Copy the records below exactly as they appear.
— begin Stored records —
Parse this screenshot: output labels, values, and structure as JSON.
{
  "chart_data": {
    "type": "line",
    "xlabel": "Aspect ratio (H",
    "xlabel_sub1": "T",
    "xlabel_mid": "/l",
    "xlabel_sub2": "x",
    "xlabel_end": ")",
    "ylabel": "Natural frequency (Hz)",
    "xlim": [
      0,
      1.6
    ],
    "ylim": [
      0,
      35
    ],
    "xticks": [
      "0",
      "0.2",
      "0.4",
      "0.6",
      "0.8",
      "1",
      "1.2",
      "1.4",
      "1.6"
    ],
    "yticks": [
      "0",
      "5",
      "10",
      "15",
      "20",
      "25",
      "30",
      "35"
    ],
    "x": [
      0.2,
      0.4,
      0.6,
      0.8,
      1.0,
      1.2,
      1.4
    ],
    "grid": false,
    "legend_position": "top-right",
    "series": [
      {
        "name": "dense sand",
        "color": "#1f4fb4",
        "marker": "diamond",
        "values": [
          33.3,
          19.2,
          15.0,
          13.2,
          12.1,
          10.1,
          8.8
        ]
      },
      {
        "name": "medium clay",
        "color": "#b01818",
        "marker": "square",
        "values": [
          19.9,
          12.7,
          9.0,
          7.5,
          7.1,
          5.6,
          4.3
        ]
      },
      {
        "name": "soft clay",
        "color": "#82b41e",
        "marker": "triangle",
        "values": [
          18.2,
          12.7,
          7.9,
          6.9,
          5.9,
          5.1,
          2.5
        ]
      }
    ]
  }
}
— end Stored records —
■ Exercise response ■
Parse this screenshot: output labels, values, and structure as JSON.
{
  "chart_data": {
    "type": "line",
    "xlabel": "Aspect ratio (H",
    "xlabel_sub1": "T",
    "xlabel_mid": "/l",
    "xlabel_sub2": "x",
    "xlabel_end": ")",
    "ylabel": "Natural frequency (Hz)",
    "xlim": [
      0,
      1.6
    ],
    "ylim": [
      0,
      35
    ],
    "xticks": [
      "0",
      "0.2",
      "0.4",
      "0.6",
      "0.8",
      "1",
      "1.2",
      "1.4",
      "1.6"
    ],
    "yticks": [
      "0",
      "5",
      "10",
      "15",
      "20",
      "25",
      "30",
      "35"
    ],
    "x": [
      0.2,
      0.4,
      0.6,
      0.8,
      1.0,
      1.2,
      1.4
    ],
    "grid": false,
    "legend_position": "top-right",
    "series": [
      {
        "name": "dense sand",
        "color": "#1f4fb4",
        "marker": "diamond",
        "values": [
          33.3,
          19.2,
          15.0,
          13.2,
          12.1,
          10.1,
          8.8
        ]
      },
      {
        "name": "medium clay",
        "color": "#b01818",
        "marker": "square",
        "values": [
          19.9,
          12.7,
          9.0,
          7.5,
          7.1,
          5.6,
          4.3
        ]
      },
      {
        "name": "soft clay",
        "color": "#82b41e",
        "marker": "triangle",
        "values": [
          18.2,
          12.7,
          7.9,
          6.9,
          5.9,
          5.1,
          2.5
        ]
      }
    ]
  }
}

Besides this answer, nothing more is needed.